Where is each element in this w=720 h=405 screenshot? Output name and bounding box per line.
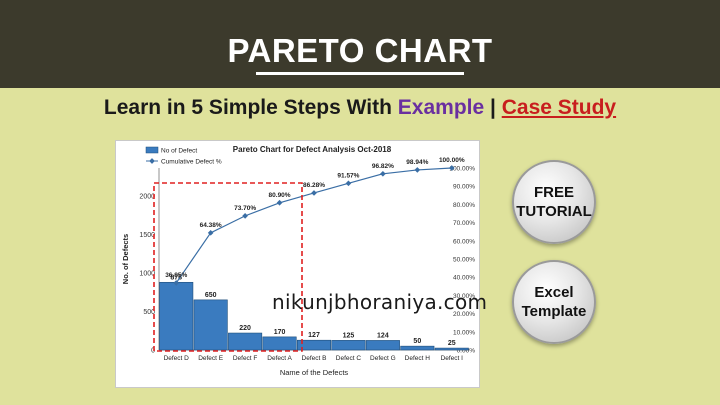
bar-defect-c: [331, 340, 366, 351]
pareto-chart: Pareto Chart for Defect Analysis Oct-201…: [115, 140, 480, 388]
subtitle-text: Learn in 5 Simple Steps With: [103, 96, 398, 119]
bar-value-label: 124: [377, 332, 389, 339]
bar-defect-i: [434, 347, 469, 351]
bar-defect-a: [262, 336, 297, 351]
bar-defect-g: [365, 340, 400, 351]
bar-value-label: 125: [343, 332, 355, 339]
y-tick-label: 2000: [139, 193, 155, 200]
legend-line-label: Cumulative Defect %: [161, 159, 222, 166]
cumulative-value-label: 91.57%: [337, 172, 359, 179]
cumulative-point: [207, 229, 214, 236]
badge-excel-line1: Excel: [534, 284, 574, 301]
page-title: PARETO CHART: [227, 32, 493, 69]
cumulative-value-label: 64.38%: [200, 222, 222, 229]
x-tick-label: Defect G: [370, 355, 396, 362]
bar-value-label: 220: [239, 325, 251, 332]
subtitle-case-study[interactable]: Case Study: [501, 96, 617, 119]
chart-svg: Pareto Chart for Defect Analysis Oct-201…: [121, 145, 476, 377]
badge-free-line1: FREE: [533, 184, 574, 201]
y-tick-label: 500: [143, 309, 155, 316]
y2-tick-label: 30.00%: [453, 293, 475, 300]
y2-tick-label: 0.00%: [457, 348, 476, 355]
cumulative-value-label: 36.85%: [165, 272, 187, 279]
y2-tick-label: 80.00%: [453, 202, 475, 209]
subtitle: Learn in 5 Simple Steps With Example | C…: [0, 96, 720, 120]
bar-value-label: 127: [308, 332, 320, 339]
badge-excel-line2: Template: [521, 303, 587, 320]
x-tick-label: Defect I: [441, 355, 464, 362]
cumulative-point: [414, 167, 421, 173]
excel-template-badge[interactable]: Excel Template: [512, 260, 596, 344]
x-tick-label: Defect A: [267, 355, 292, 362]
bar-value-label: 50: [413, 338, 421, 345]
x-tick-label: Defect F: [233, 355, 258, 362]
chart-title: Pareto Chart for Defect Analysis Oct-201…: [233, 145, 392, 154]
header-banner: PARETO CHART: [0, 0, 720, 88]
cumulative-point: [311, 190, 317, 196]
bar-value-label: 650: [205, 292, 217, 299]
cumulative-point: [173, 280, 180, 286]
cumulative-value-label: 73.70%: [234, 205, 256, 212]
x-tick-label: Defect B: [302, 355, 327, 362]
y-tick-label: 1500: [139, 232, 155, 239]
cumulative-value-label: 100.00%: [439, 157, 465, 164]
watermark: nikunjbhoraniya.com: [272, 290, 488, 314]
legend-bar-swatch: [145, 146, 159, 154]
y-tick-label: 0: [151, 348, 155, 355]
y-axis-title: No. of Defects: [121, 234, 130, 284]
cumulative-point: [276, 199, 283, 206]
bar-defect-h: [400, 345, 435, 351]
x-axis-title: Name of the Defects: [280, 368, 349, 377]
bar-defect-f: [228, 332, 263, 351]
vital-few-highlight: [153, 182, 303, 352]
cumulative-value-label: 96.82%: [372, 163, 394, 170]
free-tutorial-badge[interactable]: FREE TUTORIAL: [512, 160, 596, 244]
cumulative-point: [345, 180, 352, 187]
bar-value-label: 170: [274, 329, 286, 336]
bar-defect-b: [296, 339, 332, 351]
x-tick-label: Defect E: [198, 355, 224, 362]
y-tick-label: 1000: [139, 270, 155, 277]
y2-tick-label: 10.00%: [453, 329, 475, 336]
x-tick-label: Defect C: [336, 355, 362, 362]
y2-tick-label: 60.00%: [453, 238, 475, 245]
cumulative-value-label: 80.90%: [269, 192, 291, 199]
bar-defect-d: [159, 281, 194, 351]
title-underline: [256, 72, 464, 75]
x-tick-label: Defect H: [405, 355, 431, 362]
subtitle-separator: |: [484, 96, 502, 119]
cumulative-point: [242, 213, 248, 219]
y2-tick-label: 40.00%: [453, 275, 475, 282]
cumulative-value-label: 98.94%: [406, 159, 428, 166]
bar-value-label: 878: [170, 274, 182, 281]
x-tick-label: Defect D: [164, 355, 190, 362]
badge-free-line2: TUTORIAL: [516, 203, 592, 220]
cumulative-point: [380, 170, 386, 177]
legend-line-marker: [149, 158, 155, 164]
y2-tick-label: 90.00%: [453, 184, 475, 191]
y2-tick-label: 20.00%: [453, 311, 475, 318]
cumulative-value-label: 86.28%: [303, 182, 325, 189]
subtitle-example: Example: [397, 96, 485, 119]
y2-tick-label: 50.00%: [453, 257, 475, 264]
y2-tick-label: 100.00%: [449, 166, 475, 173]
bar-defect-e: [193, 299, 228, 351]
bar-value-label: 25: [448, 340, 456, 347]
y2-tick-label: 70.00%: [453, 220, 475, 227]
legend-bar-label: No of Defect: [161, 148, 197, 155]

************

▶ **JOB**
Reproduce every line of the material above without any changes, leaving out the picture.

▶ **ANSWER TO THE TASK**
Where is each element in this w=720 h=405 screenshot? Output name and bounding box per line.
bar-defect-c: [331, 340, 366, 351]
pareto-chart: Pareto Chart for Defect Analysis Oct-201…: [115, 140, 480, 388]
subtitle-text: Learn in 5 Simple Steps With: [103, 96, 398, 119]
bar-value-label: 124: [377, 332, 389, 339]
bar-defect-i: [434, 347, 469, 351]
bar-defect-a: [262, 336, 297, 351]
bar-defect-g: [365, 340, 400, 351]
bar-value-label: 125: [343, 332, 355, 339]
y-tick-label: 2000: [139, 193, 155, 200]
legend-line-label: Cumulative Defect %: [161, 159, 222, 166]
cumulative-value-label: 91.57%: [337, 172, 359, 179]
cumulative-point: [207, 229, 214, 236]
badge-excel-line1: Excel: [534, 284, 574, 301]
page-title: PARETO CHART: [227, 32, 493, 69]
cumulative-value-label: 64.38%: [200, 222, 222, 229]
x-tick-label: Defect G: [370, 355, 396, 362]
bar-value-label: 220: [239, 325, 251, 332]
subtitle-case-study[interactable]: Case Study: [501, 96, 617, 119]
chart-svg: Pareto Chart for Defect Analysis Oct-201…: [121, 145, 476, 377]
badge-free-line1: FREE: [533, 184, 574, 201]
y-tick-label: 500: [143, 309, 155, 316]
y2-tick-label: 30.00%: [453, 293, 475, 300]
y2-tick-label: 0.00%: [457, 348, 476, 355]
cumulative-value-label: 36.85%: [165, 272, 187, 279]
y2-tick-label: 80.00%: [453, 202, 475, 209]
subtitle: Learn in 5 Simple Steps With Example | C…: [0, 96, 720, 120]
bar-value-label: 127: [308, 332, 320, 339]
badge-excel-line2: Template: [521, 303, 587, 320]
x-tick-label: Defect I: [441, 355, 464, 362]
cumulative-point: [414, 167, 421, 173]
excel-template-badge[interactable]: Excel Template: [512, 260, 596, 344]
x-tick-label: Defect A: [267, 355, 292, 362]
bar-value-label: 50: [413, 338, 421, 345]
x-tick-label: Defect F: [233, 355, 258, 362]
chart-title: Pareto Chart for Defect Analysis Oct-201…: [233, 145, 392, 154]
header-banner: PARETO CHART: [0, 0, 720, 88]
cumulative-point: [311, 190, 317, 196]
bar-value-label: 650: [205, 292, 217, 299]
cumulative-point: [173, 280, 180, 286]
cumulative-value-label: 73.70%: [234, 205, 256, 212]
x-tick-label: Defect B: [302, 355, 327, 362]
y-tick-label: 1500: [139, 232, 155, 239]
cumulative-value-label: 100.00%: [439, 157, 465, 164]
watermark: nikunjbhoraniya.com: [272, 290, 488, 314]
legend-bar-swatch: [145, 146, 159, 154]
y-tick-label: 0: [151, 348, 155, 355]
y-axis-title: No. of Defects: [121, 234, 130, 284]
cumulative-point: [276, 199, 283, 206]
bar-defect-h: [400, 345, 435, 351]
x-axis-title: Name of the Defects: [280, 368, 349, 377]
bar-defect-f: [228, 332, 263, 351]
vital-few-highlight: [153, 182, 303, 352]
cumulative-value-label: 96.82%: [372, 163, 394, 170]
free-tutorial-badge[interactable]: FREE TUTORIAL: [512, 160, 596, 244]
cumulative-point: [345, 180, 352, 187]
bar-value-label: 170: [274, 329, 286, 336]
bar-defect-b: [296, 339, 332, 351]
x-tick-label: Defect E: [198, 355, 224, 362]
y-tick-label: 1000: [139, 270, 155, 277]
y2-tick-label: 10.00%: [453, 329, 475, 336]
x-tick-label: Defect C: [336, 355, 362, 362]
y2-tick-label: 60.00%: [453, 238, 475, 245]
cumulative-value-label: 80.90%: [269, 192, 291, 199]
bar-defect-d: [159, 281, 194, 351]
title-underline: [256, 72, 464, 75]
x-tick-label: Defect H: [405, 355, 431, 362]
subtitle-separator: |: [484, 96, 502, 119]
cumulative-point: [242, 213, 248, 219]
y2-tick-label: 40.00%: [453, 275, 475, 282]
cumulative-value-label: 98.94%: [406, 159, 428, 166]
bar-value-label: 878: [170, 274, 182, 281]
x-tick-label: Defect D: [164, 355, 190, 362]
badge-free-line2: TUTORIAL: [516, 203, 592, 220]
cumulative-point: [380, 170, 386, 177]
legend-line-marker: [149, 158, 155, 164]
y2-tick-label: 90.00%: [453, 184, 475, 191]
y2-tick-label: 20.00%: [453, 311, 475, 318]
cumulative-value-label: 86.28%: [303, 182, 325, 189]
subtitle-example: Example: [397, 96, 485, 119]
y2-tick-label: 50.00%: [453, 257, 475, 264]
y2-tick-label: 100.00%: [449, 166, 475, 173]
bar-defect-e: [193, 299, 228, 351]
bar-value-label: 25: [448, 340, 456, 347]
y2-tick-label: 70.00%: [453, 220, 475, 227]
legend-bar-label: No of Defect: [161, 148, 197, 155]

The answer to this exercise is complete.